--- INSTRUCTIONS TO FOLLOW ---
Restate all of the entries exactly, dropping any pictures they hold.
──────────────────────────────
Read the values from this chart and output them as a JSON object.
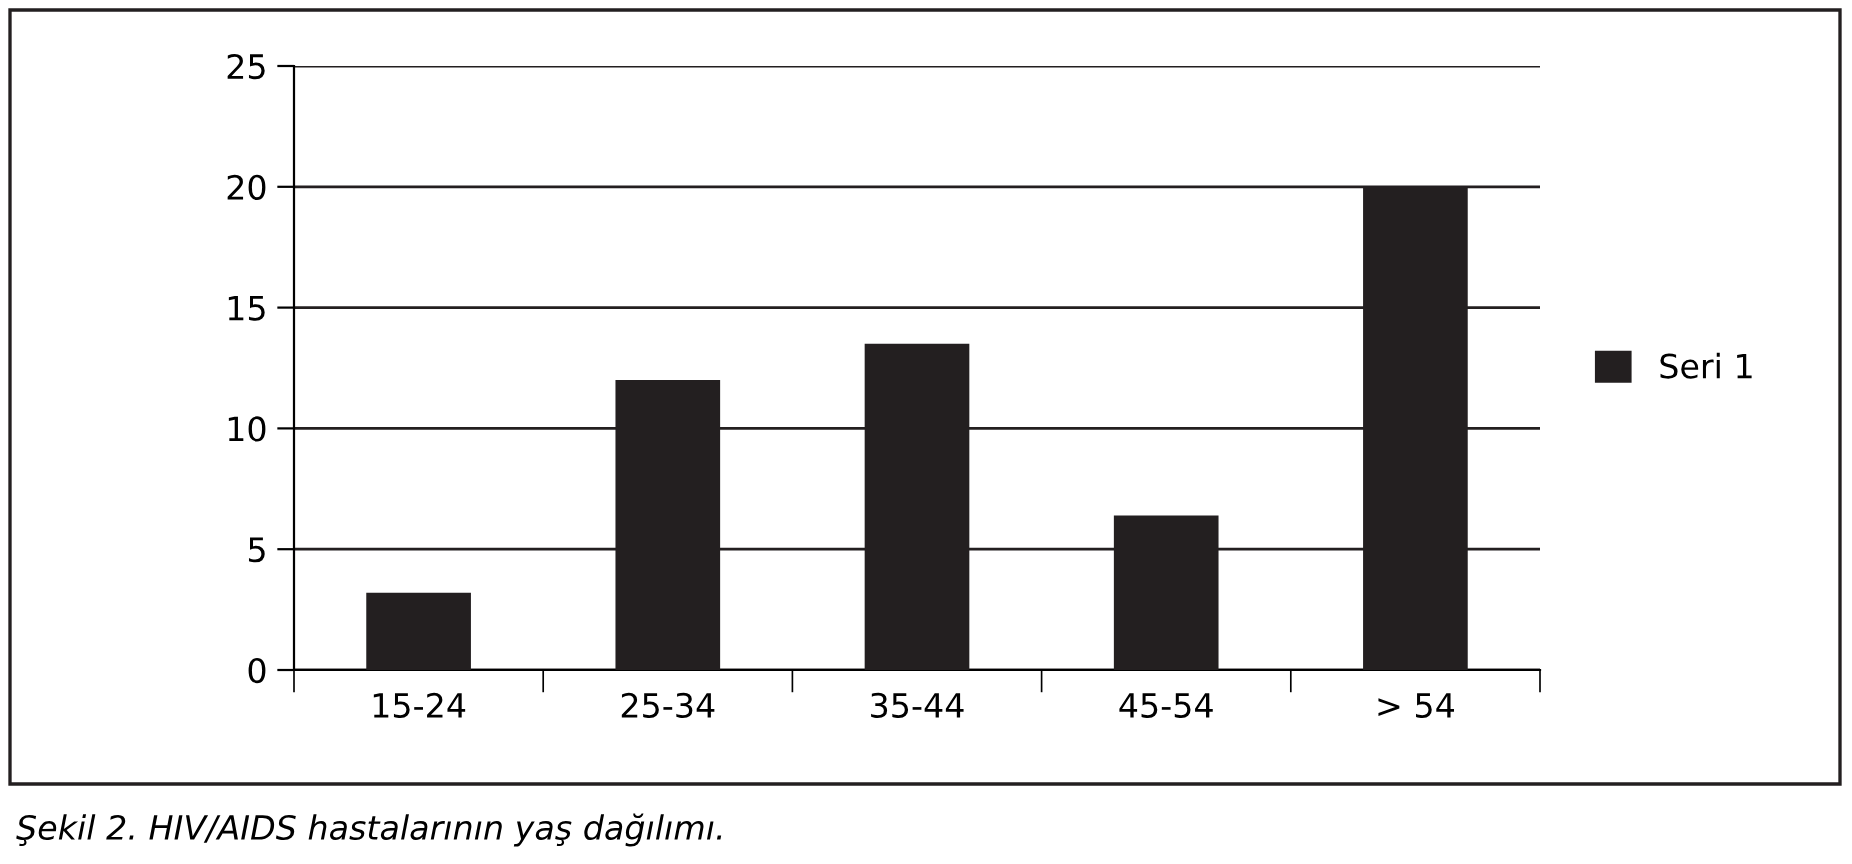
{
  "chart_data": {
    "type": "bar",
    "categories": [
      "15-24",
      "25-34",
      "35-44",
      "45-54",
      "> 54"
    ],
    "series": [
      {
        "name": "Seri 1",
        "color": "#231f20",
        "values": [
          3.2,
          12.0,
          13.5,
          6.4,
          20.0
        ]
      }
    ],
    "ylim": [
      0,
      25
    ],
    "yticks": [
      0,
      5,
      10,
      15,
      20,
      25
    ],
    "grid": "y",
    "legend": "right",
    "annotations": [
      "Şekil 2. HIV/AIDS hastalarının yaş dağılımı."
    ]
  }
}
──────────────────────────────
--- REPLY ---
Read the values from this chart and output them as a JSON object.
{
  "chart_data": {
    "type": "bar",
    "categories": [
      "15-24",
      "25-34",
      "35-44",
      "45-54",
      "> 54"
    ],
    "series": [
      {
        "name": "Seri 1",
        "color": "#231f20",
        "values": [
          3.2,
          12.0,
          13.5,
          6.4,
          20.0
        ]
      }
    ],
    "ylim": [
      0,
      25
    ],
    "yticks": [
      0,
      5,
      10,
      15,
      20,
      25
    ],
    "grid": "y",
    "legend": "right",
    "annotations": [
      "Şekil 2. HIV/AIDS hastalarının yaş dağılımı."
    ]
  }
}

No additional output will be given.